WHAT THE EXERCISE ASKS: Type out the records that follow, exactly as given.

MATERIAL SUPPLIED:
==========

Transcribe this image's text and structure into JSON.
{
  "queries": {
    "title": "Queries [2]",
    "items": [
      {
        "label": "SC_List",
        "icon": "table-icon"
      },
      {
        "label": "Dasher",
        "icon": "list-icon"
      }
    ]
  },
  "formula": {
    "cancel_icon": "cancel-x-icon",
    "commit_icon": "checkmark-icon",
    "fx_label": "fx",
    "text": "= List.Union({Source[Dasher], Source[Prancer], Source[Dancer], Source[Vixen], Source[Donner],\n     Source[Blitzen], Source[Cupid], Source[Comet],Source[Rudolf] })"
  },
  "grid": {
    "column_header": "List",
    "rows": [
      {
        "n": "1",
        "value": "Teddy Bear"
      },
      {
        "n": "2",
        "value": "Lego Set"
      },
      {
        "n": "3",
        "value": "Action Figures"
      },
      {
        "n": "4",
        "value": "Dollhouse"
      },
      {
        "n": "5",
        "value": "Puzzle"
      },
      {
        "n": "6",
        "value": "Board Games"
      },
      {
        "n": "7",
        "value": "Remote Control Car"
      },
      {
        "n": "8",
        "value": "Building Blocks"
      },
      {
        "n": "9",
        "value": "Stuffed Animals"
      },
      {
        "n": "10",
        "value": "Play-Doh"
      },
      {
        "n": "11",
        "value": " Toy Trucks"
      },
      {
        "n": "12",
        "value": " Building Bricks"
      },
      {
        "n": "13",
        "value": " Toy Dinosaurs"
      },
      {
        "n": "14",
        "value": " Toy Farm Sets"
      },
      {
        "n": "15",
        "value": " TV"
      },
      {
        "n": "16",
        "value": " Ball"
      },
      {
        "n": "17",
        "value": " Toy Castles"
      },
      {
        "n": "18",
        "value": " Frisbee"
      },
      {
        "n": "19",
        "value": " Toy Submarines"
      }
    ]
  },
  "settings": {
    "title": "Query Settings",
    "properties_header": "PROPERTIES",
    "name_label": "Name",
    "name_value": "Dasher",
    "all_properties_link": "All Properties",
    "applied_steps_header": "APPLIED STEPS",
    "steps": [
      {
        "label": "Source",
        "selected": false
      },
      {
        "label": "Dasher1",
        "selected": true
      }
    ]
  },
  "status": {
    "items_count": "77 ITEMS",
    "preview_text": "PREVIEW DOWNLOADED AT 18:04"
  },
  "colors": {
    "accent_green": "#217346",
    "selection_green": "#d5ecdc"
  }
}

==========

ANSWER IN FULL:
Transcribe this image's text and structure into JSON.
{
  "queries": {
    "title": "Queries [2]",
    "items": [
      {
        "label": "SC_List",
        "icon": "table-icon"
      },
      {
        "label": "Dasher",
        "icon": "list-icon"
      }
    ]
  },
  "formula": {
    "cancel_icon": "cancel-x-icon",
    "commit_icon": "checkmark-icon",
    "fx_label": "fx",
    "text": "= List.Union({Source[Dasher], Source[Prancer], Source[Dancer], Source[Vixen], Source[Donner],\n     Source[Blitzen], Source[Cupid], Source[Comet],Source[Rudolf] })"
  },
  "grid": {
    "column_header": "List",
    "rows": [
      {
        "n": "1",
        "value": "Teddy Bear"
      },
      {
        "n": "2",
        "value": "Lego Set"
      },
      {
        "n": "3",
        "value": "Action Figures"
      },
      {
        "n": "4",
        "value": "Dollhouse"
      },
      {
        "n": "5",
        "value": "Puzzle"
      },
      {
        "n": "6",
        "value": "Board Games"
      },
      {
        "n": "7",
        "value": "Remote Control Car"
      },
      {
        "n": "8",
        "value": "Building Blocks"
      },
      {
        "n": "9",
        "value": "Stuffed Animals"
      },
      {
        "n": "10",
        "value": "Play-Doh"
      },
      {
        "n": "11",
        "value": " Toy Trucks"
      },
      {
        "n": "12",
        "value": " Building Bricks"
      },
      {
        "n": "13",
        "value": " Toy Dinosaurs"
      },
      {
        "n": "14",
        "value": " Toy Farm Sets"
      },
      {
        "n": "15",
        "value": " TV"
      },
      {
        "n": "16",
        "value": " Ball"
      },
      {
        "n": "17",
        "value": " Toy Castles"
      },
      {
        "n": "18",
        "value": " Frisbee"
      },
      {
        "n": "19",
        "value": " Toy Submarines"
      }
    ]
  },
  "settings": {
    "title": "Query Settings",
    "properties_header": "PROPERTIES",
    "name_label": "Name",
    "name_value": "Dasher",
    "all_properties_link": "All Properties",
    "applied_steps_header": "APPLIED STEPS",
    "steps": [
      {
        "label": "Source",
        "selected": false
      },
      {
        "label": "Dasher1",
        "selected": true
      }
    ]
  },
  "status": {
    "items_count": "77 ITEMS",
    "preview_text": "PREVIEW DOWNLOADED AT 18:04"
  },
  "colors": {
    "accent_green": "#217346",
    "selection_green": "#d5ecdc"
  }
}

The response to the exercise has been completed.